● **Written request**: Return each line holding the string "JSON".

+++++

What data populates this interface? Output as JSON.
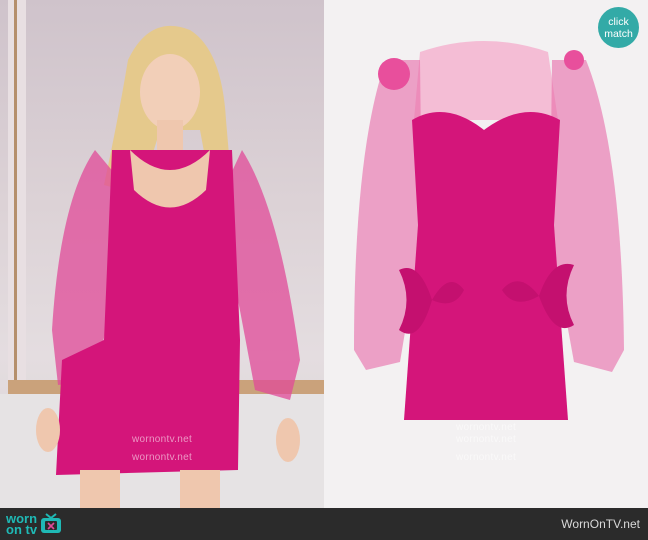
{
  "watermark_text": "wornontv.net",
  "brand": {
    "line1": "worn",
    "line2": "on tv",
    "accent": "#1fb9b5"
  },
  "footer": {
    "site": "WornOnTV.net"
  },
  "badge": {
    "line1": "click",
    "line2": "match",
    "color": "#33aaa7"
  },
  "colors": {
    "dress": "#d4157a",
    "dress_dark": "#a50e5e",
    "bar": "#2b2b2b"
  }
}
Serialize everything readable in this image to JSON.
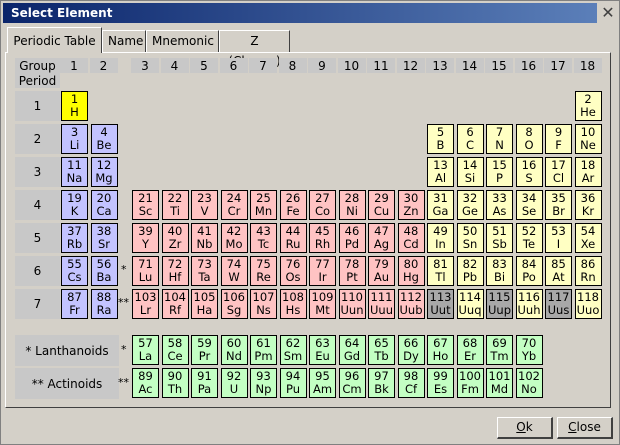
{
  "window": {
    "title": "Select Element",
    "close_glyph": "✕"
  },
  "tabs": [
    {
      "label": "Periodic Table",
      "active": true
    },
    {
      "label": "Name",
      "active": false
    },
    {
      "label": "Mnemonic",
      "active": false
    },
    {
      "label": "Z (Charge)",
      "active": false
    }
  ],
  "table": {
    "group_label": "Group",
    "period_label": "Period",
    "groups": [
      "1",
      "2",
      "3",
      "4",
      "5",
      "6",
      "7",
      "8",
      "9",
      "10",
      "11",
      "12",
      "13",
      "14",
      "15",
      "16",
      "17",
      "18"
    ],
    "periods": [
      "1",
      "2",
      "3",
      "4",
      "5",
      "6",
      "7"
    ],
    "star_lanthanoid": "*",
    "star_actinoid": "**",
    "lanthanoids_label": "* Lanthanoids",
    "actinoids_label": "** Actinoids",
    "colors": {
      "s": "#c3c3ff",
      "d": "#ffc3c3",
      "p": "#ffffc3",
      "f": "#c3ffc3",
      "selected": "#ffff00",
      "unknown": "#a8a8a8"
    },
    "elements": [
      {
        "z": "1",
        "sym": "H",
        "g": 1,
        "p": 1,
        "t": "selected"
      },
      {
        "z": "2",
        "sym": "He",
        "g": 18,
        "p": 1,
        "t": "p"
      },
      {
        "z": "3",
        "sym": "Li",
        "g": 1,
        "p": 2,
        "t": "s"
      },
      {
        "z": "4",
        "sym": "Be",
        "g": 2,
        "p": 2,
        "t": "s"
      },
      {
        "z": "5",
        "sym": "B",
        "g": 13,
        "p": 2,
        "t": "p"
      },
      {
        "z": "6",
        "sym": "C",
        "g": 14,
        "p": 2,
        "t": "p"
      },
      {
        "z": "7",
        "sym": "N",
        "g": 15,
        "p": 2,
        "t": "p"
      },
      {
        "z": "8",
        "sym": "O",
        "g": 16,
        "p": 2,
        "t": "p"
      },
      {
        "z": "9",
        "sym": "F",
        "g": 17,
        "p": 2,
        "t": "p"
      },
      {
        "z": "10",
        "sym": "Ne",
        "g": 18,
        "p": 2,
        "t": "p"
      },
      {
        "z": "11",
        "sym": "Na",
        "g": 1,
        "p": 3,
        "t": "s"
      },
      {
        "z": "12",
        "sym": "Mg",
        "g": 2,
        "p": 3,
        "t": "s"
      },
      {
        "z": "13",
        "sym": "Al",
        "g": 13,
        "p": 3,
        "t": "p"
      },
      {
        "z": "14",
        "sym": "Si",
        "g": 14,
        "p": 3,
        "t": "p"
      },
      {
        "z": "15",
        "sym": "P",
        "g": 15,
        "p": 3,
        "t": "p"
      },
      {
        "z": "16",
        "sym": "S",
        "g": 16,
        "p": 3,
        "t": "p"
      },
      {
        "z": "17",
        "sym": "Cl",
        "g": 17,
        "p": 3,
        "t": "p"
      },
      {
        "z": "18",
        "sym": "Ar",
        "g": 18,
        "p": 3,
        "t": "p"
      },
      {
        "z": "19",
        "sym": "K",
        "g": 1,
        "p": 4,
        "t": "s"
      },
      {
        "z": "20",
        "sym": "Ca",
        "g": 2,
        "p": 4,
        "t": "s"
      },
      {
        "z": "21",
        "sym": "Sc",
        "g": 3,
        "p": 4,
        "t": "d"
      },
      {
        "z": "22",
        "sym": "Ti",
        "g": 4,
        "p": 4,
        "t": "d"
      },
      {
        "z": "23",
        "sym": "V",
        "g": 5,
        "p": 4,
        "t": "d"
      },
      {
        "z": "24",
        "sym": "Cr",
        "g": 6,
        "p": 4,
        "t": "d"
      },
      {
        "z": "25",
        "sym": "Mn",
        "g": 7,
        "p": 4,
        "t": "d"
      },
      {
        "z": "26",
        "sym": "Fe",
        "g": 8,
        "p": 4,
        "t": "d"
      },
      {
        "z": "27",
        "sym": "Co",
        "g": 9,
        "p": 4,
        "t": "d"
      },
      {
        "z": "28",
        "sym": "Ni",
        "g": 10,
        "p": 4,
        "t": "d"
      },
      {
        "z": "29",
        "sym": "Cu",
        "g": 11,
        "p": 4,
        "t": "d"
      },
      {
        "z": "30",
        "sym": "Zn",
        "g": 12,
        "p": 4,
        "t": "d"
      },
      {
        "z": "31",
        "sym": "Ga",
        "g": 13,
        "p": 4,
        "t": "p"
      },
      {
        "z": "32",
        "sym": "Ge",
        "g": 14,
        "p": 4,
        "t": "p"
      },
      {
        "z": "33",
        "sym": "As",
        "g": 15,
        "p": 4,
        "t": "p"
      },
      {
        "z": "34",
        "sym": "Se",
        "g": 16,
        "p": 4,
        "t": "p"
      },
      {
        "z": "35",
        "sym": "Br",
        "g": 17,
        "p": 4,
        "t": "p"
      },
      {
        "z": "36",
        "sym": "Kr",
        "g": 18,
        "p": 4,
        "t": "p"
      },
      {
        "z": "37",
        "sym": "Rb",
        "g": 1,
        "p": 5,
        "t": "s"
      },
      {
        "z": "38",
        "sym": "Sr",
        "g": 2,
        "p": 5,
        "t": "s"
      },
      {
        "z": "39",
        "sym": "Y",
        "g": 3,
        "p": 5,
        "t": "d"
      },
      {
        "z": "40",
        "sym": "Zr",
        "g": 4,
        "p": 5,
        "t": "d"
      },
      {
        "z": "41",
        "sym": "Nb",
        "g": 5,
        "p": 5,
        "t": "d"
      },
      {
        "z": "42",
        "sym": "Mo",
        "g": 6,
        "p": 5,
        "t": "d"
      },
      {
        "z": "43",
        "sym": "Tc",
        "g": 7,
        "p": 5,
        "t": "d"
      },
      {
        "z": "44",
        "sym": "Ru",
        "g": 8,
        "p": 5,
        "t": "d"
      },
      {
        "z": "45",
        "sym": "Rh",
        "g": 9,
        "p": 5,
        "t": "d"
      },
      {
        "z": "46",
        "sym": "Pd",
        "g": 10,
        "p": 5,
        "t": "d"
      },
      {
        "z": "47",
        "sym": "Ag",
        "g": 11,
        "p": 5,
        "t": "d"
      },
      {
        "z": "48",
        "sym": "Cd",
        "g": 12,
        "p": 5,
        "t": "d"
      },
      {
        "z": "49",
        "sym": "In",
        "g": 13,
        "p": 5,
        "t": "p"
      },
      {
        "z": "50",
        "sym": "Sn",
        "g": 14,
        "p": 5,
        "t": "p"
      },
      {
        "z": "51",
        "sym": "Sb",
        "g": 15,
        "p": 5,
        "t": "p"
      },
      {
        "z": "52",
        "sym": "Te",
        "g": 16,
        "p": 5,
        "t": "p"
      },
      {
        "z": "53",
        "sym": "I",
        "g": 17,
        "p": 5,
        "t": "p"
      },
      {
        "z": "54",
        "sym": "Xe",
        "g": 18,
        "p": 5,
        "t": "p"
      },
      {
        "z": "55",
        "sym": "Cs",
        "g": 1,
        "p": 6,
        "t": "s"
      },
      {
        "z": "56",
        "sym": "Ba",
        "g": 2,
        "p": 6,
        "t": "s"
      },
      {
        "z": "71",
        "sym": "Lu",
        "g": 3,
        "p": 6,
        "t": "d"
      },
      {
        "z": "72",
        "sym": "Hf",
        "g": 4,
        "p": 6,
        "t": "d"
      },
      {
        "z": "73",
        "sym": "Ta",
        "g": 5,
        "p": 6,
        "t": "d"
      },
      {
        "z": "74",
        "sym": "W",
        "g": 6,
        "p": 6,
        "t": "d"
      },
      {
        "z": "75",
        "sym": "Re",
        "g": 7,
        "p": 6,
        "t": "d"
      },
      {
        "z": "76",
        "sym": "Os",
        "g": 8,
        "p": 6,
        "t": "d"
      },
      {
        "z": "77",
        "sym": "Ir",
        "g": 9,
        "p": 6,
        "t": "d"
      },
      {
        "z": "78",
        "sym": "Pt",
        "g": 10,
        "p": 6,
        "t": "d"
      },
      {
        "z": "79",
        "sym": "Au",
        "g": 11,
        "p": 6,
        "t": "d"
      },
      {
        "z": "80",
        "sym": "Hg",
        "g": 12,
        "p": 6,
        "t": "d"
      },
      {
        "z": "81",
        "sym": "Tl",
        "g": 13,
        "p": 6,
        "t": "p"
      },
      {
        "z": "82",
        "sym": "Pb",
        "g": 14,
        "p": 6,
        "t": "p"
      },
      {
        "z": "83",
        "sym": "Bi",
        "g": 15,
        "p": 6,
        "t": "p"
      },
      {
        "z": "84",
        "sym": "Po",
        "g": 16,
        "p": 6,
        "t": "p"
      },
      {
        "z": "85",
        "sym": "At",
        "g": 17,
        "p": 6,
        "t": "p"
      },
      {
        "z": "86",
        "sym": "Rn",
        "g": 18,
        "p": 6,
        "t": "p"
      },
      {
        "z": "87",
        "sym": "Fr",
        "g": 1,
        "p": 7,
        "t": "s"
      },
      {
        "z": "88",
        "sym": "Ra",
        "g": 2,
        "p": 7,
        "t": "s"
      },
      {
        "z": "103",
        "sym": "Lr",
        "g": 3,
        "p": 7,
        "t": "d"
      },
      {
        "z": "104",
        "sym": "Rf",
        "g": 4,
        "p": 7,
        "t": "d"
      },
      {
        "z": "105",
        "sym": "Ha",
        "g": 5,
        "p": 7,
        "t": "d"
      },
      {
        "z": "106",
        "sym": "Sg",
        "g": 6,
        "p": 7,
        "t": "d"
      },
      {
        "z": "107",
        "sym": "Ns",
        "g": 7,
        "p": 7,
        "t": "d"
      },
      {
        "z": "108",
        "sym": "Hs",
        "g": 8,
        "p": 7,
        "t": "d"
      },
      {
        "z": "109",
        "sym": "Mt",
        "g": 9,
        "p": 7,
        "t": "d"
      },
      {
        "z": "110",
        "sym": "Uun",
        "g": 10,
        "p": 7,
        "t": "d"
      },
      {
        "z": "111",
        "sym": "Uuu",
        "g": 11,
        "p": 7,
        "t": "d"
      },
      {
        "z": "112",
        "sym": "Uub",
        "g": 12,
        "p": 7,
        "t": "d"
      },
      {
        "z": "113",
        "sym": "Uut",
        "g": 13,
        "p": 7,
        "t": "unknown"
      },
      {
        "z": "114",
        "sym": "Uuq",
        "g": 14,
        "p": 7,
        "t": "p"
      },
      {
        "z": "115",
        "sym": "Uup",
        "g": 15,
        "p": 7,
        "t": "unknown"
      },
      {
        "z": "116",
        "sym": "Uuh",
        "g": 16,
        "p": 7,
        "t": "p"
      },
      {
        "z": "117",
        "sym": "Uus",
        "g": 17,
        "p": 7,
        "t": "unknown"
      },
      {
        "z": "118",
        "sym": "Uuo",
        "g": 18,
        "p": 7,
        "t": "p"
      }
    ],
    "lanthanoids": [
      {
        "z": "57",
        "sym": "La"
      },
      {
        "z": "58",
        "sym": "Ce"
      },
      {
        "z": "59",
        "sym": "Pr"
      },
      {
        "z": "60",
        "sym": "Nd"
      },
      {
        "z": "61",
        "sym": "Pm"
      },
      {
        "z": "62",
        "sym": "Sm"
      },
      {
        "z": "63",
        "sym": "Eu"
      },
      {
        "z": "64",
        "sym": "Gd"
      },
      {
        "z": "65",
        "sym": "Tb"
      },
      {
        "z": "66",
        "sym": "Dy"
      },
      {
        "z": "67",
        "sym": "Ho"
      },
      {
        "z": "68",
        "sym": "Er"
      },
      {
        "z": "69",
        "sym": "Tm"
      },
      {
        "z": "70",
        "sym": "Yb"
      }
    ],
    "actinoids": [
      {
        "z": "89",
        "sym": "Ac"
      },
      {
        "z": "90",
        "sym": "Th"
      },
      {
        "z": "91",
        "sym": "Pa"
      },
      {
        "z": "92",
        "sym": "U"
      },
      {
        "z": "93",
        "sym": "Np"
      },
      {
        "z": "94",
        "sym": "Pu"
      },
      {
        "z": "95",
        "sym": "Am"
      },
      {
        "z": "96",
        "sym": "Cm"
      },
      {
        "z": "97",
        "sym": "Bk"
      },
      {
        "z": "98",
        "sym": "Cf"
      },
      {
        "z": "99",
        "sym": "Es"
      },
      {
        "z": "100",
        "sym": "Fm"
      },
      {
        "z": "101",
        "sym": "Md"
      },
      {
        "z": "102",
        "sym": "No"
      }
    ]
  },
  "buttons": {
    "ok": {
      "mnemonic": "O",
      "rest": "k"
    },
    "close": {
      "mnemonic": "C",
      "rest": "lose"
    }
  }
}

+++++

● **Expected answer**:
What data populates this interface? Output as JSON.
Serialize everything readable in this image to JSON.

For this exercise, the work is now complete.